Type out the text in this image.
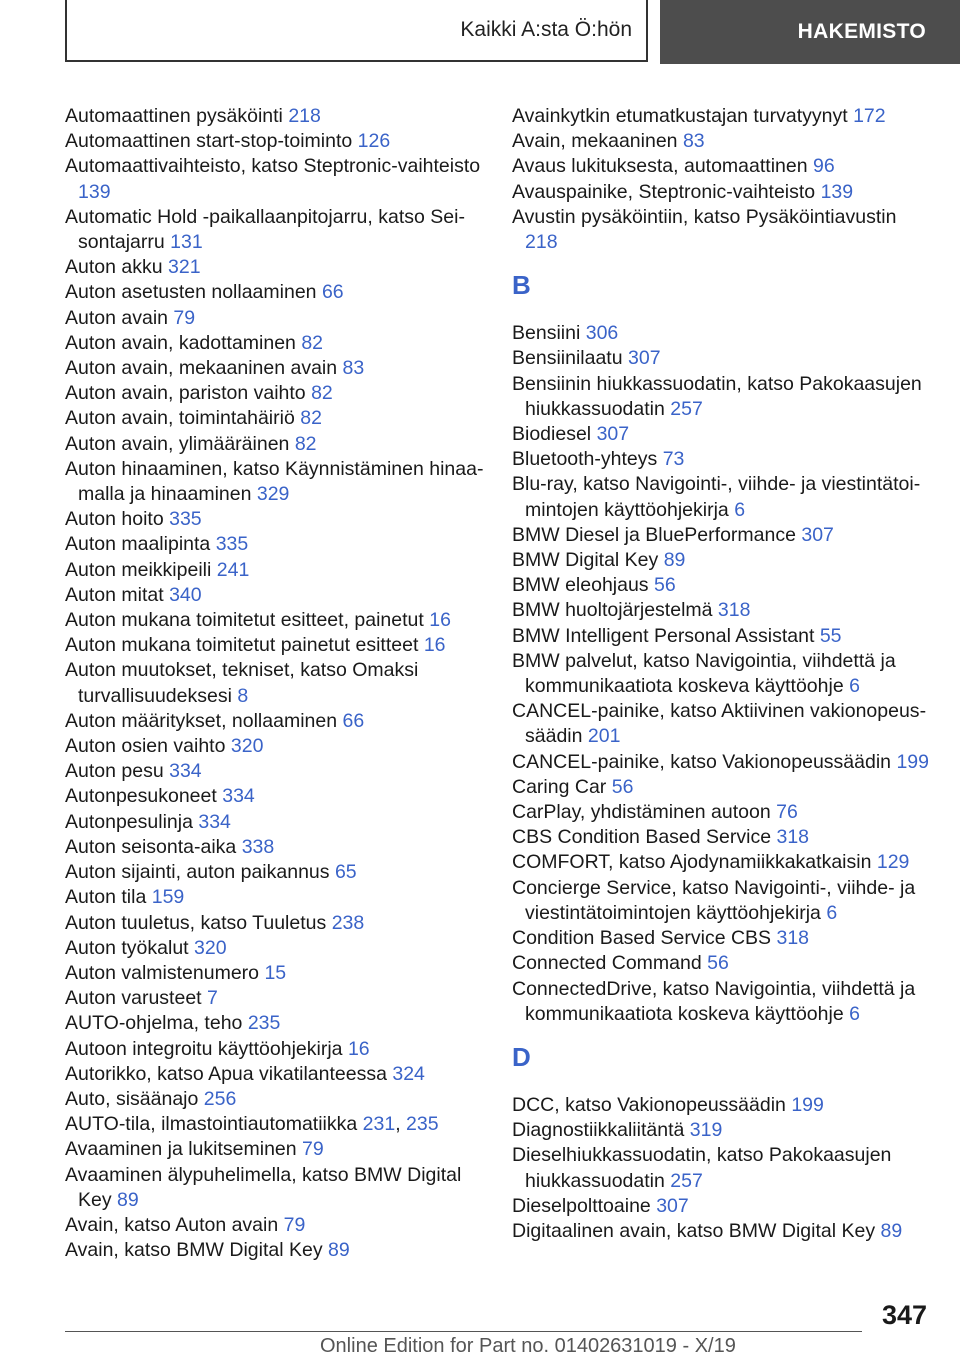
Kaikki A:sta Ö:hön	HAKEMISTO

Automaattinen pysäköinti 218

Automaattinen start-stop-toiminto 126

Automaattivaihteisto, katso Steptronic-vaihteisto 139

Automatic Hold -paikallaanpitojarru, katso Seisontajarru 131

Auton akku 321

Auton asetusten nollaaminen 66

Auton avain 79

Auton avain, kadottaminen 82

Auton avain, mekaaninen avain 83

Auton avain, pariston vaihto 82

Auton avain, toimintahäiriö 82

Auton avain, ylimääräinen 82

Auton hinaaminen, katso Käynnistäminen hinaamalla ja hinaaminen 329

Auton hoito 335

Auton maalipinta 335

Auton meikkipeili 241

Auton mitat 340

Auton mukana toimitetut esitteet, painetut 16

Auton mukana toimitetut painetut esitteet 16

Auton muutokset, tekniset, katso Omaksi turvallisuudeksesi 8

Auton määritykset, nollaaminen 66

Auton osien vaihto 320

Auton pesu 334

Autonpesukoneet 334

Autonpesulinja 334

Auton seisonta-aika 338

Auton sijainti, auton paikannus 65

Auton tila 159

Auton tuuletus, katso Tuuletus 238

Auton työkalut 320

Auton valmistenumero 15

Auton varusteet 7

AUTO-ohjelma, teho 235

Autoon integroitu käyttöohjekirja 16

Autorikko, katso Apua vikatilanteessa 324

Auto, sisäänajo 256

AUTO-tila, ilmastointiautomatiikka 231, 235

Avaaminen ja lukitseminen 79

Avaaminen älypuhelimella, katso BMW Digital Key 89

Avain, katso Auton avain 79

Avain, katso BMW Digital Key 89

Avainkytkin etumatkustajan turvatyynyt 172

Avain, mekaaninen 83

Avaus lukituksesta, automaattinen 96

Avauspainike, Steptronic-vaihteisto 139

Avustin pysäköintiin, katso Pysäköintiavustin 218

B

Bensiini 306

Bensiinilaatu 307

Bensiinin hiukkassuodatin, katso Pakokaasujen hiukkassuodatin 257

Biodiesel 307

Bluetooth-yhteys 73

Blu-ray, katso Navigointi-, viihde- ja viestintätoimintojen käyttöohjekirja 6

BMW Diesel ja BluePerformance 307

BMW Digital Key 89

BMW eleohjaus 56

BMW huoltojärjestelmä 318

BMW Intelligent Personal Assistant 55

BMW palvelut, katso Navigointia, viihdettä ja kommunikaatiota koskeva käyttöohje 6

CANCEL-painike, katso Aktiivinen vakionopeussäädin 201

CANCEL-painike, katso Vakionopeussäädin 199

Caring Car 56

CarPlay, yhdistäminen autoon 76

CBS Condition Based Service 318

COMFORT, katso Ajodynamiikkakatkaisin 129

Concierge Service, katso Navigointi-, viihde- ja viestintätoimintojen käyttöohjekirja 6

Condition Based Service CBS 318

Connected Command 56

ConnectedDrive, katso Navigointia, viihdettä ja kommunikaatiota koskeva käyttöohje 6

D

DCC, katso Vakionopeussäädin 199

Diagnostiikkaliitäntä 319

Dieselhiukkassuodatin, katso Pakokaasujen hiukkassuodatin 257

Dieselpolttoaine 307

Digitaalinen avain, katso BMW Digital Key 89

347
Online Edition for Part no. 01402631019 - X/19
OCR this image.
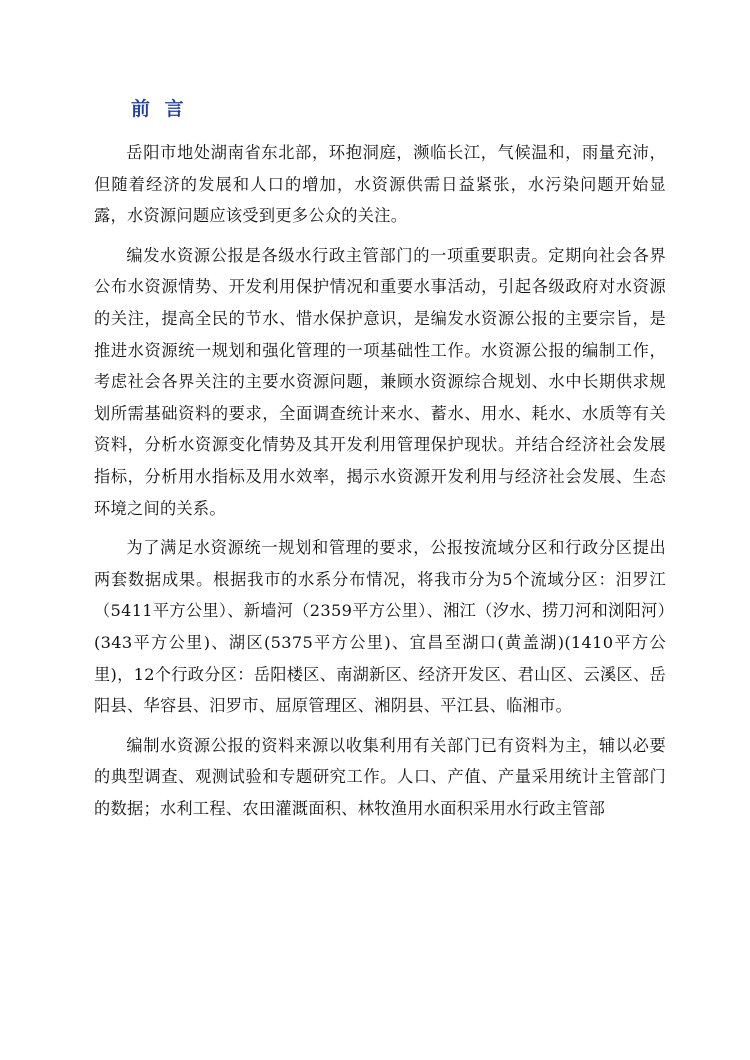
前 言

岳阳市地处湖南省东北部，环抱洞庭，濒临长江，气候温和，雨量充沛，但随着经济的发展和人口的增加，水资源供需日益紧张，水污染问题开始显露，水资源问题应该受到更多公众的关注。

编发水资源公报是各级水行政主管部门的一项重要职责。定期向社会各界公布水资源情势、开发利用保护情况和重要水事活动，引起各级政府对水资源的关注，提高全民的节水、惜水保护意识，是编发水资源公报的主要宗旨，是推进水资源统一规划和强化管理的一项基础性工作。水资源公报的编制工作，考虑社会各界关注的主要水资源问题，兼顾水资源综合规划、水中长期供求规划所需基础资料的要求，全面调查统计来水、蓄水、用水、耗水、水质等有关资料，分析水资源变化情势及其开发利用管理保护现状。并结合经济社会发展指标，分析用水指标及用水效率，揭示水资源开发利用与经济社会发展、生态环境之间的关系。

为了满足水资源统一规划和管理的要求，公报按流域分区和行政分区提出两套数据成果。根据我市的水系分布情况，将我市分为5个流域分区：汨罗江（5411平方公里）、新墙河（2359平方公里）、湘江（汐水、捞刀河和浏阳河）(343平方公里)、湖区(5375平方公里)、宜昌至湖口(黄盖湖)(1410平方公里)，12个行政分区：岳阳楼区、南湖新区、经济开发区、君山区、云溪区、岳阳县、华容县、汨罗市、屈原管理区、湘阴县、平江县、临湘市。

编制水资源公报的资料来源以收集利用有关部门已有资料为主，辅以必要的典型调查、观测试验和专题研究工作。人口、产值、产量采用统计主管部门的数据；水利工程、农田灌溉面积、林牧渔用水面积采用水行政主管部
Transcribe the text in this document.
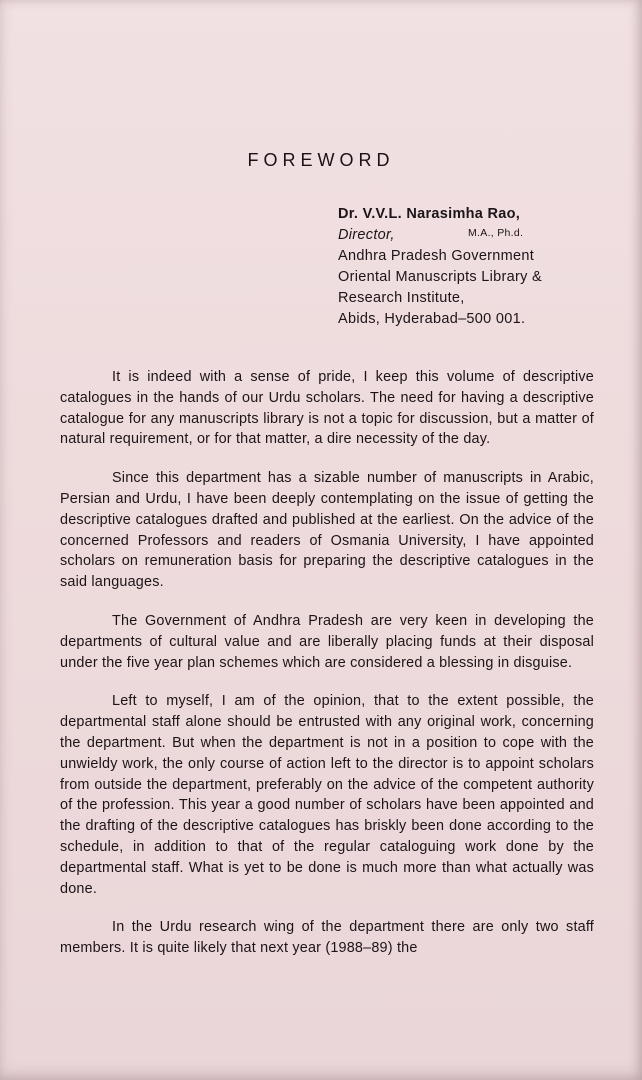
FOREWORD
Dr. V.V.L. Narasimha Rao,
Director,	M.A., Ph.d.
Andhra Pradesh Government
Oriental Manuscripts Library &
Research Institute,
Abids, Hyderabad–500 001.

It is indeed with a sense of pride, I keep this volume of descriptive catalogues in the hands of our Urdu scholars. The need for having a descriptive catalogue for any manuscripts library is not a topic for discussion, but a matter of natural requirement, or for that matter, a dire necessity of the day.

Since this department has a sizable number of manuscripts in Arabic, Persian and Urdu, I have been deeply contemplating on the issue of getting the descriptive catalogues drafted and published at the earliest. On the advice of the concerned Professors and readers of Osmania University, I have appointed scholars on remuneration basis for preparing the descriptive catalogues in the said languages.

The Government of Andhra Pradesh are very keen in developing the departments of cultural value and are liberally placing funds at their disposal under the five year plan schemes which are considered a blessing in disguise.

Left to myself, I am of the opinion, that to the extent possible, the departmental staff alone should be entrusted with any original work, concerning the department. But when the department is not in a position to cope with the unwieldy work, the only course of action left to the director is to appoint scholars from outside the department, preferably on the advice of the competent authority of the profession. This year a good number of scholars have been appointed and the drafting of the descriptive catalogues has briskly been done according to the schedule, in addition to that of the regular cataloguing work done by the departmental staff. What is yet to be done is much more than what actually was done.

In the Urdu research wing of the department there are only two staff members. It is quite likely that next year (1988–89) the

________

## WHAT YOU WILL DO:
Write out the listing above exactly as it stands, pictures excluded.

## REPLY:
Type out the text in this image.
Kaikki A:sta Ö:hön	HAKEMISTO

Automaattinen pysäköinti 218

Automaattinen start-stop-toiminto 126

Automaattivaihteisto, katso Steptronic-vaihteisto 139

Automatic Hold -paikallaanpitojarru, katso Seisontajarru 131

Auton akku 321

Auton asetusten nollaaminen 66

Auton avain 79

Auton avain, kadottaminen 82

Auton avain, mekaaninen avain 83

Auton avain, pariston vaihto 82

Auton avain, toimintahäiriö 82

Auton avain, ylimääräinen 82

Auton hinaaminen, katso Käynnistäminen hinaamalla ja hinaaminen 329

Auton hoito 335

Auton maalipinta 335

Auton meikkipeili 241

Auton mitat 340

Auton mukana toimitetut esitteet, painetut 16

Auton mukana toimitetut painetut esitteet 16

Auton muutokset, tekniset, katso Omaksi turvallisuudeksesi 8

Auton määritykset, nollaaminen 66

Auton osien vaihto 320

Auton pesu 334

Autonpesukoneet 334

Autonpesulinja 334

Auton seisonta-aika 338

Auton sijainti, auton paikannus 65

Auton tila 159

Auton tuuletus, katso Tuuletus 238

Auton työkalut 320

Auton valmistenumero 15

Auton varusteet 7

AUTO-ohjelma, teho 235

Autoon integroitu käyttöohjekirja 16

Autorikko, katso Apua vikatilanteessa 324

Auto, sisäänajo 256

AUTO-tila, ilmastointiautomatiikka 231, 235

Avaaminen ja lukitseminen 79

Avaaminen älypuhelimella, katso BMW Digital Key 89

Avain, katso Auton avain 79

Avain, katso BMW Digital Key 89

Avainkytkin etumatkustajan turvatyynyt 172

Avain, mekaaninen 83

Avaus lukituksesta, automaattinen 96

Avauspainike, Steptronic-vaihteisto 139

Avustin pysäköintiin, katso Pysäköintiavustin 218

B

Bensiini 306

Bensiinilaatu 307

Bensiinin hiukkassuodatin, katso Pakokaasujen hiukkassuodatin 257

Biodiesel 307

Bluetooth-yhteys 73

Blu-ray, katso Navigointi-, viihde- ja viestintätoimintojen käyttöohjekirja 6

BMW Diesel ja BluePerformance 307

BMW Digital Key 89

BMW eleohjaus 56

BMW huoltojärjestelmä 318

BMW Intelligent Personal Assistant 55

BMW palvelut, katso Navigointia, viihdettä ja kommunikaatiota koskeva käyttöohje 6

CANCEL-painike, katso Aktiivinen vakionopeussäädin 201

CANCEL-painike, katso Vakionopeussäädin 199

Caring Car 56

CarPlay, yhdistäminen autoon 76

CBS Condition Based Service 318

COMFORT, katso Ajodynamiikkakatkaisin 129

Concierge Service, katso Navigointi-, viihde- ja viestintätoimintojen käyttöohjekirja 6

Condition Based Service CBS 318

Connected Command 56

ConnectedDrive, katso Navigointia, viihdettä ja kommunikaatiota koskeva käyttöohje 6

D

DCC, katso Vakionopeussäädin 199

Diagnostiikkaliitäntä 319

Dieselhiukkassuodatin, katso Pakokaasujen hiukkassuodatin 257

Dieselpolttoaine 307

Digitaalinen avain, katso BMW Digital Key 89

347
Online Edition for Part no. 01402631019 - X/19
OCR this image.
前 言

岳阳市地处湖南省东北部，环抱洞庭，濒临长江，气候温和，雨量充沛，但随着经济的发展和人口的增加，水资源供需日益紧张，水污染问题开始显露，水资源问题应该受到更多公众的关注。

编发水资源公报是各级水行政主管部门的一项重要职责。定期向社会各界公布水资源情势、开发利用保护情况和重要水事活动，引起各级政府对水资源的关注，提高全民的节水、惜水保护意识，是编发水资源公报的主要宗旨，是推进水资源统一规划和强化管理的一项基础性工作。水资源公报的编制工作，考虑社会各界关注的主要水资源问题，兼顾水资源综合规划、水中长期供求规划所需基础资料的要求，全面调查统计来水、蓄水、用水、耗水、水质等有关资料，分析水资源变化情势及其开发利用管理保护现状。并结合经济社会发展指标，分析用水指标及用水效率，揭示水资源开发利用与经济社会发展、生态环境之间的关系。

为了满足水资源统一规划和管理的要求，公报按流域分区和行政分区提出两套数据成果。根据我市的水系分布情况，将我市分为5个流域分区：汨罗江（5411平方公里）、新墙河（2359平方公里）、湘江（汐水、捞刀河和浏阳河）(343平方公里)、湖区(5375平方公里)、宜昌至湖口(黄盖湖)(1410平方公里)，12个行政分区：岳阳楼区、南湖新区、经济开发区、君山区、云溪区、岳阳县、华容县、汨罗市、屈原管理区、湘阴县、平江县、临湘市。

编制水资源公报的资料来源以收集利用有关部门已有资料为主，辅以必要的典型调查、观测试验和专题研究工作。人口、产值、产量采用统计主管部门的数据；水利工程、农田灌溉面积、林牧渔用水面积采用水行政主管部
Transcribe the text in this document.
FOREWORD
Dr. V.V.L. Narasimha Rao,
Director,	M.A., Ph.d.
Andhra Pradesh Government
Oriental Manuscripts Library &
Research Institute,
Abids, Hyderabad–500 001.

It is indeed with a sense of pride, I keep this volume of descriptive catalogues in the hands of our Urdu scholars. The need for having a descriptive catalogue for any manuscripts library is not a topic for discussion, but a matter of natural requirement, or for that matter, a dire necessity of the day.

Since this department has a sizable number of manuscripts in Arabic, Persian and Urdu, I have been deeply contemplating on the issue of getting the descriptive catalogues drafted and published at the earliest. On the advice of the concerned Professors and readers of Osmania University, I have appointed scholars on remuneration basis for preparing the descriptive catalogues in the said languages.

The Government of Andhra Pradesh are very keen in developing the departments of cultural value and are liberally placing funds at their disposal under the five year plan schemes which are considered a blessing in disguise.

Left to myself, I am of the opinion, that to the extent possible, the departmental staff alone should be entrusted with any original work, concerning the department. But when the department is not in a position to cope with the unwieldy work, the only course of action left to the director is to appoint scholars from outside the department, preferably on the advice of the competent authority of the profession. This year a good number of scholars have been appointed and the drafting of the descriptive catalogues has briskly been done according to the schedule, in addition to that of the regular cataloguing work done by the departmental staff. What is yet to be done is much more than what actually was done.

In the Urdu research wing of the department there are only two staff members. It is quite likely that next year (1988–89) the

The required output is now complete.